TASK DESCRIPTION:
Below are the records; copy each line in them that holds the word "الله".

start EXCERPTED RECORDS

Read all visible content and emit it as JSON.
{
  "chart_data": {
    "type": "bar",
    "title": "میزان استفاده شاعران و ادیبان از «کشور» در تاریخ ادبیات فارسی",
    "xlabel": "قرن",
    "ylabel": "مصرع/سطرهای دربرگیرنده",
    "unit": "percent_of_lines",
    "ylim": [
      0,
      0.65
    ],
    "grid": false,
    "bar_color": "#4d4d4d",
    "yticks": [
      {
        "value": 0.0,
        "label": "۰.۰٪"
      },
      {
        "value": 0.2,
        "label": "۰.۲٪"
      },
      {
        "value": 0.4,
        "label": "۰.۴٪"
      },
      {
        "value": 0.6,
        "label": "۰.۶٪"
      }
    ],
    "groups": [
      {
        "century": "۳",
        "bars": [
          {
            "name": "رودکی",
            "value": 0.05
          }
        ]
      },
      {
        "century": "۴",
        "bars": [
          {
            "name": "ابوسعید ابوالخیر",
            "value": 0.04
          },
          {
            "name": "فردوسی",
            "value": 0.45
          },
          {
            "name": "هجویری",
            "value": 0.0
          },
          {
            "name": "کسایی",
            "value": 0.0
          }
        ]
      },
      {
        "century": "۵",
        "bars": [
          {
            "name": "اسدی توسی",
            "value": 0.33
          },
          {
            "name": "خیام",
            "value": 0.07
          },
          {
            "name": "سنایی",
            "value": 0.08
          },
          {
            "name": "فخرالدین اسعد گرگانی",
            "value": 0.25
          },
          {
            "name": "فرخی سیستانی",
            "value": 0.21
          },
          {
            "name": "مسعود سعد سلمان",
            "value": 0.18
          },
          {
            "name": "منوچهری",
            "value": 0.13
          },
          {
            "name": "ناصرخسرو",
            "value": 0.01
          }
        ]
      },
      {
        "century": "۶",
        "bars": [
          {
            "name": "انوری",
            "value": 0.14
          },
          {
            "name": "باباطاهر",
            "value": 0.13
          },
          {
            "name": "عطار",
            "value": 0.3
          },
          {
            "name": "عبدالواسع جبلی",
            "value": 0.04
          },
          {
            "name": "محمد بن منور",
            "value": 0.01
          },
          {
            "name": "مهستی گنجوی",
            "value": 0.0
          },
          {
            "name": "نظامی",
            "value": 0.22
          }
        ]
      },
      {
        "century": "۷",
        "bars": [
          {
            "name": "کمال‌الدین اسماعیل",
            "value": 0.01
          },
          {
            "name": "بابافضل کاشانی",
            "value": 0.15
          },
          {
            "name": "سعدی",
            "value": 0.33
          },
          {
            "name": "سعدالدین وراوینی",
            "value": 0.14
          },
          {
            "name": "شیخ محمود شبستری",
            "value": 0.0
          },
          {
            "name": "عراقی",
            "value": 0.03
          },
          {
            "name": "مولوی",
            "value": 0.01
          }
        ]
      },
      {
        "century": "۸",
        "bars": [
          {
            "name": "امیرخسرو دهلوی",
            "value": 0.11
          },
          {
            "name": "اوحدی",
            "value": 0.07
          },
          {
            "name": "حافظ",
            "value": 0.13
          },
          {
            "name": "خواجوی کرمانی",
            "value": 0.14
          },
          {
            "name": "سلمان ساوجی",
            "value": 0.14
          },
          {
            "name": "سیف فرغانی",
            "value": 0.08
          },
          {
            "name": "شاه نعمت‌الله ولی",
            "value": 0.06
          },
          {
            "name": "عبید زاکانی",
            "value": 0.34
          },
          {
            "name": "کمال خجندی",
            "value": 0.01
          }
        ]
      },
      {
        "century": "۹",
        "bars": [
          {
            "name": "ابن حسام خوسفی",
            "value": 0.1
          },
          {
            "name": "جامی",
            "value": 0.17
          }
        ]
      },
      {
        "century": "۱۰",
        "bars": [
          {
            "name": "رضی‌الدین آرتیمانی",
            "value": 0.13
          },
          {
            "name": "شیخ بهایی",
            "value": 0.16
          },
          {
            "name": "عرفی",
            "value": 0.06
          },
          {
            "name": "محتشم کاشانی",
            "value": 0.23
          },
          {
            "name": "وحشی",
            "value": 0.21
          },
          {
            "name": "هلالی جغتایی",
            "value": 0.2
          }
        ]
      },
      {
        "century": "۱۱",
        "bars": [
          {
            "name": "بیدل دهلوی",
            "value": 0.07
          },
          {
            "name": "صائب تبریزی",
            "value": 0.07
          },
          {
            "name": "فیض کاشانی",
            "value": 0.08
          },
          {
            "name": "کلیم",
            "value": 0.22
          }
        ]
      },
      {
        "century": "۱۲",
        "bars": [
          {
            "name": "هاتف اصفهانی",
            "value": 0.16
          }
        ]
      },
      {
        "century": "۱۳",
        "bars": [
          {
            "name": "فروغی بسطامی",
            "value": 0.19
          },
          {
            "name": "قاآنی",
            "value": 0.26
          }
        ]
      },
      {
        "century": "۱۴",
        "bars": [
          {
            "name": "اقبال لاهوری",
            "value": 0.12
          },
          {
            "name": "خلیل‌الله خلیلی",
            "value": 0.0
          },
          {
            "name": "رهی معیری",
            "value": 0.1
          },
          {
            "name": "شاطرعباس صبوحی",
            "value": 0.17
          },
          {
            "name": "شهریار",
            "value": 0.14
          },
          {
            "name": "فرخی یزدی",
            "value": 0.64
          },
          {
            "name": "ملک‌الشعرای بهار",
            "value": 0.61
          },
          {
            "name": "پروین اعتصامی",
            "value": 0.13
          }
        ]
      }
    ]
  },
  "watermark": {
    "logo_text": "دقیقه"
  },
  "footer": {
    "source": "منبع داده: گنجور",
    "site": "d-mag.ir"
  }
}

end EXCERPTED RECORDS
start EXCERPTED RECORDS

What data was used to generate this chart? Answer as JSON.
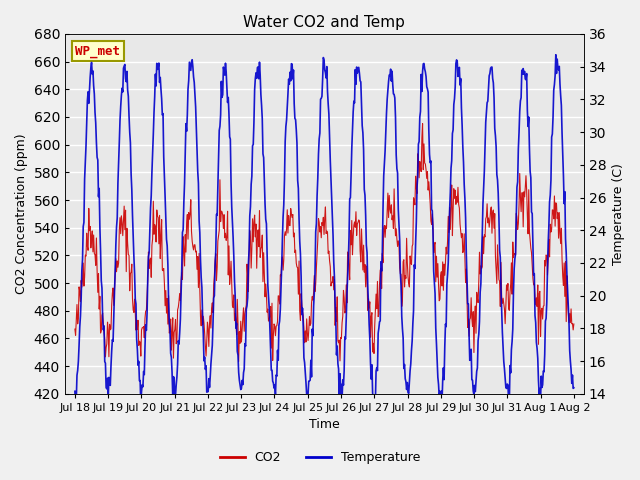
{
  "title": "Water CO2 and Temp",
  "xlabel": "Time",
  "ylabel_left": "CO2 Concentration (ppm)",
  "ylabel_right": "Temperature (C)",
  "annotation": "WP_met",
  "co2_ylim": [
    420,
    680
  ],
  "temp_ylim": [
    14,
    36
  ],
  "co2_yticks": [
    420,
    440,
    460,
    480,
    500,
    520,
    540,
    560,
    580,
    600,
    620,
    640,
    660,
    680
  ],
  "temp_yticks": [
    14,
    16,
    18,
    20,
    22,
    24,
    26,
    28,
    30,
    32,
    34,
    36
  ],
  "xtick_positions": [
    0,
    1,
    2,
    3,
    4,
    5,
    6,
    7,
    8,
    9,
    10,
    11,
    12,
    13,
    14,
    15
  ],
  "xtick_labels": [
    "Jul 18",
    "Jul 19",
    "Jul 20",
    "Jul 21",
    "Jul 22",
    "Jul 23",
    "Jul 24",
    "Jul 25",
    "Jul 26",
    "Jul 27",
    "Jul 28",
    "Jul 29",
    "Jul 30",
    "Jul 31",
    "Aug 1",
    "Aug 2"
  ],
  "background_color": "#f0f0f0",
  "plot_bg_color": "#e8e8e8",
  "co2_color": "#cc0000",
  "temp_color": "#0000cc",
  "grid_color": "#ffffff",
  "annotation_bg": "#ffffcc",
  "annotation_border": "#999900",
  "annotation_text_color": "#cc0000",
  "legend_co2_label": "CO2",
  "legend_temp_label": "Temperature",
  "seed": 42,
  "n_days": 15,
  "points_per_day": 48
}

end EXCERPTED RECORDS

ANSWER:
            "name": "شاه نعمت‌الله ولی",
            "name": "خلیل‌الله خلیلی",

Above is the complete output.